- [Estratto del documento]
***
Danilo di Diodoro – Corriere della sera, Neuroscienze 7 febbraio 2019
Scoperto un nuovo e più forte legame tra sonno e sistema immunitario: un gene regola la produzione di proteine che allo stesso tempo inducono il sonno e combattono i batteri. Sono proteine, appartenenti alla categoria delle proteine ad attività antimicrobica (AMP). Si attivano durante le infezioni per contrastare l’azione dei batteri, ma anche inducendo un sonno ristoratore che aiuta l’organismo a superare il momento di difficoltà. Ed è un sonno diverso da quello indotto dalla normale alternanza sonno-veglia: è più profondo e non segue il ritmo notte-giorno.
COME FUNZIONA
«Sappiamo che il sonno segue il ritmo naturale delle 24 ore, il cosiddetto ritmo circadiano, guidato da un orologio biologico», dice Amita Sehgal, professore di neuroscienze dell’Howard Hughes Medical Center Institute dell’University of Pennsylvania, che ha guidato questa ricerca, pubblicata sulla rivista Science. «Ma sappiamo anche che esiste un altro sistema di regolazione del sonno, chiamato “sistema omeostatico” che opera per garantire all’organismo sonno a sufficienza. Di norma i due sistemi lavorano di concerto, ma in alcuni casi il sistema omeostatico sovrasta quello circadiano, così se una persona per qualche motivo resta sveglia tutta la notte, sarà indotta a dormire la mattina seguente, anche se l’orologio biologico direbbe di stare sveglio». Lo stesso accade durante una malattia infettiva, quando si tende a dormire anche durante il giorno per facilitare la guarigione. Una tendenza naturale e benefica a cui l’organismo provvede autonomamente, e che ovviamente non va contrastata. La scoperta è stata fatta sul moscerino della frutta, la Drosophila, ma come per altre scoperte effettuate su questo insetto, è altamente probabile che lo stesso sistema sia operante anche nell’uomo.
***
- [Estratto dei dati]
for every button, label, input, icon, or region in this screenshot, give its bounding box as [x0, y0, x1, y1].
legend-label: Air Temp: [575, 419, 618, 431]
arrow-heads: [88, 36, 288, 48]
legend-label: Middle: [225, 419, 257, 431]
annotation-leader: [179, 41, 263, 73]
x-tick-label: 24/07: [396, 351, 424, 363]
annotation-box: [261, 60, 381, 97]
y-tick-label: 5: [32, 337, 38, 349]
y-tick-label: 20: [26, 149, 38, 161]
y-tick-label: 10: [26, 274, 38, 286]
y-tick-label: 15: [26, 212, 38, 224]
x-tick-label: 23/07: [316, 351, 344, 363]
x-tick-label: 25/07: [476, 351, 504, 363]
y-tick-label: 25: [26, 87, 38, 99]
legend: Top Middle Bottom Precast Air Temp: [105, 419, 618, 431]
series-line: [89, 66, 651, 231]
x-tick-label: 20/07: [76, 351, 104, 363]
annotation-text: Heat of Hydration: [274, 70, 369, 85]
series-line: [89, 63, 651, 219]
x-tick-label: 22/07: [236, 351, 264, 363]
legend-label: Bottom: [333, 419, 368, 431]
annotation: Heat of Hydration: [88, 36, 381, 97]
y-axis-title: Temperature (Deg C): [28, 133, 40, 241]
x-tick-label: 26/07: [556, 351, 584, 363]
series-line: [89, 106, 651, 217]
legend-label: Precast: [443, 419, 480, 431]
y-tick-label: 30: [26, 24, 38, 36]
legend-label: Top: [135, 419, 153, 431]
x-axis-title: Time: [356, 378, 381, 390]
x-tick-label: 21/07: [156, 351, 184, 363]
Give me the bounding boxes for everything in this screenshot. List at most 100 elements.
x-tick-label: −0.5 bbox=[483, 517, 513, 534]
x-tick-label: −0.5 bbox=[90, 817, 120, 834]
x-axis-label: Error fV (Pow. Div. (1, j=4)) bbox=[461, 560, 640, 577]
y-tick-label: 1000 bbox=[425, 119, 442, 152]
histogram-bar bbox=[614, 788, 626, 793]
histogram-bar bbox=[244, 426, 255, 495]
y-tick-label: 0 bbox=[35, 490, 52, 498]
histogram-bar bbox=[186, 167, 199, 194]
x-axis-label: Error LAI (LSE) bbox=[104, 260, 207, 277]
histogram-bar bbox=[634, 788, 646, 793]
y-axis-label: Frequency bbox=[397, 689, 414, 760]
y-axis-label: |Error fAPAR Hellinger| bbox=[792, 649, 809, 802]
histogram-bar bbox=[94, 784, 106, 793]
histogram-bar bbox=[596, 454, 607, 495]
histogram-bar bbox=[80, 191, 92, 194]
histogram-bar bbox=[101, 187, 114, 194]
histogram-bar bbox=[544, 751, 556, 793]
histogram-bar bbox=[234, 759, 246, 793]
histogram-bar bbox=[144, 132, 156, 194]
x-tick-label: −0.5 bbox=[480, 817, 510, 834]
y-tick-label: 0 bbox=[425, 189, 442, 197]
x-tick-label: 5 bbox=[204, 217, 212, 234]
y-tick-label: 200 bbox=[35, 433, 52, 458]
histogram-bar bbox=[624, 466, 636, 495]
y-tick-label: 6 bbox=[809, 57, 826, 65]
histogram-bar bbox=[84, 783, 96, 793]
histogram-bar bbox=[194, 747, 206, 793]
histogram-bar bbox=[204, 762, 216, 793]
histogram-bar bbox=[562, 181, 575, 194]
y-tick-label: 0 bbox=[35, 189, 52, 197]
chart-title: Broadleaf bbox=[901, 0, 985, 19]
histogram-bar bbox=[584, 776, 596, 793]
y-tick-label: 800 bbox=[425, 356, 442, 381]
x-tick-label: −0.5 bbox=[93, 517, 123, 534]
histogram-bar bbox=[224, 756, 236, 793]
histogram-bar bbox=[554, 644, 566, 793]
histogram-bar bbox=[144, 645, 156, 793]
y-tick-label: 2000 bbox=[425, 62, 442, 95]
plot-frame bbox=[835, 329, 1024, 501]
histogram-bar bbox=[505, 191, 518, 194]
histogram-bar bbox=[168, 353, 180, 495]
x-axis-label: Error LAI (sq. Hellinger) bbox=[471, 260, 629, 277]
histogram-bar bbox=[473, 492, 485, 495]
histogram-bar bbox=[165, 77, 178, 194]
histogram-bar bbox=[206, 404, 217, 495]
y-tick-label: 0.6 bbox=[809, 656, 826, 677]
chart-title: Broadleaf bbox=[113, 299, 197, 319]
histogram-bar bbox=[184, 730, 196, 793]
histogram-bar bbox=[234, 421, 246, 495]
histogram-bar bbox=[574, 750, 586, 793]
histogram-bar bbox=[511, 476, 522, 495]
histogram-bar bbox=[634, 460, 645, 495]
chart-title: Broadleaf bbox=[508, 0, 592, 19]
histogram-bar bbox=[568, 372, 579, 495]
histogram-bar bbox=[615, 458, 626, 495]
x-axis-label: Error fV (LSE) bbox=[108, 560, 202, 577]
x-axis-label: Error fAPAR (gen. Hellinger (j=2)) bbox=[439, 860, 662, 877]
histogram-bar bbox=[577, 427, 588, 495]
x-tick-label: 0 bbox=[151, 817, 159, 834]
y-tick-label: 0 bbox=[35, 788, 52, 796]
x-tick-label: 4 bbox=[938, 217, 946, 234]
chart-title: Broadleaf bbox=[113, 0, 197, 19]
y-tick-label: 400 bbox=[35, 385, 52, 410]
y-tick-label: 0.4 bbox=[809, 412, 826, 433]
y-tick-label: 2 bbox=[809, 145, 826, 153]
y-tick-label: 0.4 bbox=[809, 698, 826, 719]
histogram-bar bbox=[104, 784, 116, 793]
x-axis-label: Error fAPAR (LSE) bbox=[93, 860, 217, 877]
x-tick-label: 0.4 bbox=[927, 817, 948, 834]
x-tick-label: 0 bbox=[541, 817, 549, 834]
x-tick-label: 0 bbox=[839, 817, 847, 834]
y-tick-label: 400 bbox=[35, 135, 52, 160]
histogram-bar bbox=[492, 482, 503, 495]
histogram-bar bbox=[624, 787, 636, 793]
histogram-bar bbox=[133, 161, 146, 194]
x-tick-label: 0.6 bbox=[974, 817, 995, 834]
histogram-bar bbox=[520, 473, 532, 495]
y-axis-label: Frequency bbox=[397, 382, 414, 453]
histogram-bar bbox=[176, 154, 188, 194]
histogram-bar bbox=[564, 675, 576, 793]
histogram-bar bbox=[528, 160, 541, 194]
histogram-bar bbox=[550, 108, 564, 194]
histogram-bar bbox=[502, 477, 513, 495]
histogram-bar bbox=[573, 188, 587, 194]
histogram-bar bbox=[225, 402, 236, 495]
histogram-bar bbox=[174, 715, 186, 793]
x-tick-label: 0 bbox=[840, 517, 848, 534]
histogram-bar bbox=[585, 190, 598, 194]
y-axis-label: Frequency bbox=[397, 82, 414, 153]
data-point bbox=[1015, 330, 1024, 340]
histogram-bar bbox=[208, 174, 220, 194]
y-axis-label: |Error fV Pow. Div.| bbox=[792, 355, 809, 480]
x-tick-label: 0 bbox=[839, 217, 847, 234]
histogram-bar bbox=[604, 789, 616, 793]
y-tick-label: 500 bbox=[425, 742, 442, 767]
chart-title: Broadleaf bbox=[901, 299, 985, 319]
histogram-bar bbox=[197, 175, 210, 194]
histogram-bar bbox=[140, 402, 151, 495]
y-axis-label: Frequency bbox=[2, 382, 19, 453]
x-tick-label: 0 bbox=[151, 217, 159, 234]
***
- [Compiti da svolgere]
a. Secondo l'articolo sul sonno, su quale insetto è stata fatta la scoperta?
b. Per favore, prosegui l'articolo sul sonno dopo la sua ultima frase.
Le righe non hanno alcun legame con l'articolo sul sonno.

- [Risposte numerate]
a. Sul moscerino della frutta, la Drosophila.

b.
L’ESPERIMENTO
Il gene è stato chiamato “nemuri” che in giapponese vuol dire appunto sonno. Il primo ricercatore a scoprire l’esistenza di una sostanza naturalmente presente nell’organismo ad azione ipnogena, ossia capace di indurre il sonno, fu il ricercatore giapponese Kuniomi Ishimori. Si è trattato di una ricerca estremamente complessa che ha coinvolto oltre 8.000 singoli moscerini a ognuno dei quali era stata potenziata l’azione di un singolo gene. Poi i moscerini sono stati posti individualmente all’interno di una provetta mentre una sistema a raggi infrarossi monitorava i loro momenti di attività e quelli di riposo, corrispondente al sonno, e rilevando perfino i sonnellini diurni, risultati più frequenti nelle Drosophile di sesso maschile. Di tutti i geni potenziati, solo uno ha dimostrato di incrementare il sonno, il gene nemuri, che fino a quel momento era quasi sconosciuto ai ricercatori. E i moscerini che avevano questo gene attivato sono anche risultati più capaci di resistere una volta esposti all’infezione con diversi ceppi di streptococco.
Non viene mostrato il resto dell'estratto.